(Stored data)
++++

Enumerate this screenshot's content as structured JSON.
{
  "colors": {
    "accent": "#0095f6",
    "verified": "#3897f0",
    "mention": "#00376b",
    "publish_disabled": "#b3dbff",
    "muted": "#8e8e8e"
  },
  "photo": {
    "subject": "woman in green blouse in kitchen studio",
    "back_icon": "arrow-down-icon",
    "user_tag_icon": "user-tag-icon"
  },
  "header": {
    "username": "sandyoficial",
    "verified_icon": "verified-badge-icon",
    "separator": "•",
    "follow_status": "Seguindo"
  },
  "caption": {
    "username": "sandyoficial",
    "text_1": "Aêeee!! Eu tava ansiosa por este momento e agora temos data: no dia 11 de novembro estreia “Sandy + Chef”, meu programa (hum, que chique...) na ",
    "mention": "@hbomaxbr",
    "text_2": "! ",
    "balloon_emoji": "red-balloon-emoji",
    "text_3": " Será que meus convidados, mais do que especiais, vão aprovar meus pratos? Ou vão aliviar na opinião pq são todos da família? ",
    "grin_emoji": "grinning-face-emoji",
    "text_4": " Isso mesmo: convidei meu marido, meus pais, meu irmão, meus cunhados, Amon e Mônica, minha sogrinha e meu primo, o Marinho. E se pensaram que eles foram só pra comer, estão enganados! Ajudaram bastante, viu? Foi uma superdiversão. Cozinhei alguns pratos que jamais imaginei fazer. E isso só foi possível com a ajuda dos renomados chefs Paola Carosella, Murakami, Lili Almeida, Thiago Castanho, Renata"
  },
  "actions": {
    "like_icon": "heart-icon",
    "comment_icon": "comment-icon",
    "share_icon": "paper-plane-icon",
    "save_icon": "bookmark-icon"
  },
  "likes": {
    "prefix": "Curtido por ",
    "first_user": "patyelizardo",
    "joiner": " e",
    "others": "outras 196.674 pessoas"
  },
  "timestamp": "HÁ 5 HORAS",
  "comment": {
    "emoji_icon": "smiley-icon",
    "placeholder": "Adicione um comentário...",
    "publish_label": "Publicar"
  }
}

++++

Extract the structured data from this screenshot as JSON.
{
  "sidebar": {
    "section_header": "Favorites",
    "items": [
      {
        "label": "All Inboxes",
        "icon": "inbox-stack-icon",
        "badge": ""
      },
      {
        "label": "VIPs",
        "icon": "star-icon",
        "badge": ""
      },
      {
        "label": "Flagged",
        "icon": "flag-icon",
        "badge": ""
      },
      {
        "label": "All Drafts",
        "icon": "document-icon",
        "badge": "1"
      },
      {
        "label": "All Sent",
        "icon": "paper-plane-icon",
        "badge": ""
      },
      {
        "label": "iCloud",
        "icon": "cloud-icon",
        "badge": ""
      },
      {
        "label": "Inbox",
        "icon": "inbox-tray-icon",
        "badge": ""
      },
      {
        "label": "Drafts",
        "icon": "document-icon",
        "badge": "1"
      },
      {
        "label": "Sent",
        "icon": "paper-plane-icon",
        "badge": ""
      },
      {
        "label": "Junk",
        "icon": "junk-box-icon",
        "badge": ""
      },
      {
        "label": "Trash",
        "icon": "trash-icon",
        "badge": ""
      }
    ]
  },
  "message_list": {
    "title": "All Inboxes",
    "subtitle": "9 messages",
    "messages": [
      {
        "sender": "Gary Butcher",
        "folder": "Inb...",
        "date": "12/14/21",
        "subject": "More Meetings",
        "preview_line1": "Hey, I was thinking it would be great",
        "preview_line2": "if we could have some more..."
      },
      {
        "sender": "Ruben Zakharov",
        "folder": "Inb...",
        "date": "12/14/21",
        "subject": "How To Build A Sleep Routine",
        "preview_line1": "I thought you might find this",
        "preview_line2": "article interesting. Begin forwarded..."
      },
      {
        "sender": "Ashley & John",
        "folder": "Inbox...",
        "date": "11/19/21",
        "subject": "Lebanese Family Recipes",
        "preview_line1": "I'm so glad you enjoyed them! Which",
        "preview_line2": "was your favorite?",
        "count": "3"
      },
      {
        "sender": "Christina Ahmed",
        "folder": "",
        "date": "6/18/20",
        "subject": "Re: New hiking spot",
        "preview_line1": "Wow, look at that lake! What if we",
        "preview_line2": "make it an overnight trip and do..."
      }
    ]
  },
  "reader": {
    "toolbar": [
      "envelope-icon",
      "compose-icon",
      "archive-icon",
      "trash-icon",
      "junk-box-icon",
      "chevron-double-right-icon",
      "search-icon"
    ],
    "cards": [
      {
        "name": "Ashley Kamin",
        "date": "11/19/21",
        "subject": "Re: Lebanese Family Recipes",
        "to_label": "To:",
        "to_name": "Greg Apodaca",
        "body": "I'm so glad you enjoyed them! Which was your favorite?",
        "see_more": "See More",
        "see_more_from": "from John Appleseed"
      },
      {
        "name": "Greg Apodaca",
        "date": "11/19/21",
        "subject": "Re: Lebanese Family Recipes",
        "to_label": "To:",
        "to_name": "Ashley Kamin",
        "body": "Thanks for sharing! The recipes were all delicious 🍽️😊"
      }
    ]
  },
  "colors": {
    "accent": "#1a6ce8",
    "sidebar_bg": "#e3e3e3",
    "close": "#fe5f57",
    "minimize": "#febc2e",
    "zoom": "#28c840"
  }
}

++++

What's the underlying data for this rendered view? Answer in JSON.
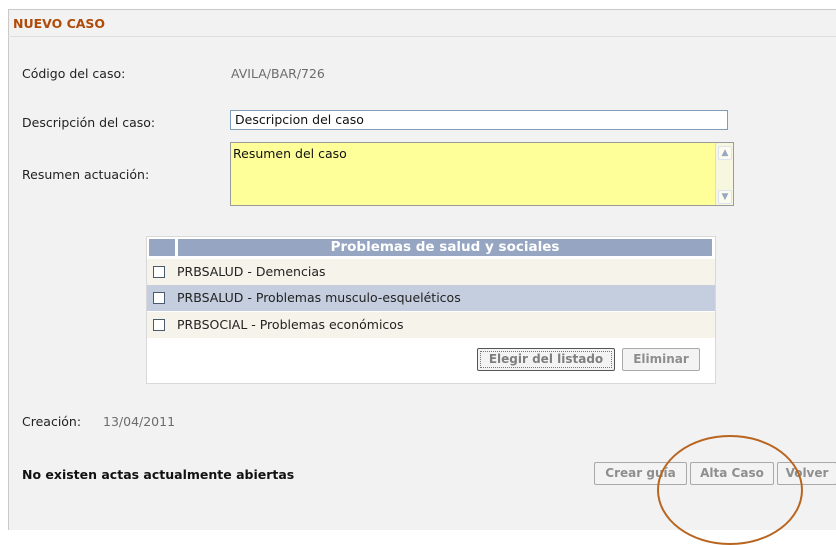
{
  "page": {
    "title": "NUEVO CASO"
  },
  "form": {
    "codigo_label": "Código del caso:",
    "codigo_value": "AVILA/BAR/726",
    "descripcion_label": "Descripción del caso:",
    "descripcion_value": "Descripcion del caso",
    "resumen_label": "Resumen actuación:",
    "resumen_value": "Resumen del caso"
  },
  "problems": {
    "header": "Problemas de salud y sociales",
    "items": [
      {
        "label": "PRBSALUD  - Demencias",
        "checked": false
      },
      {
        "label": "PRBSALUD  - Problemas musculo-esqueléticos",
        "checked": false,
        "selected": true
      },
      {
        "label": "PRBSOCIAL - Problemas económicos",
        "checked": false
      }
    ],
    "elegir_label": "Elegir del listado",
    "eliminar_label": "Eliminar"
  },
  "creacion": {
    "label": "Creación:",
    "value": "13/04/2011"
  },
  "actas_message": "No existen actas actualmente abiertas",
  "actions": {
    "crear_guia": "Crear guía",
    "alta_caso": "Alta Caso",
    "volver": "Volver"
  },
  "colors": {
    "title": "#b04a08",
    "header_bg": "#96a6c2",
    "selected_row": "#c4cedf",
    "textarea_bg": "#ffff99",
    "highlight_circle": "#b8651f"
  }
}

++++

§ Task requirements
Identify how many lines in the entries above contain the word "glad" and provide only that figure.

§ Finished answer
2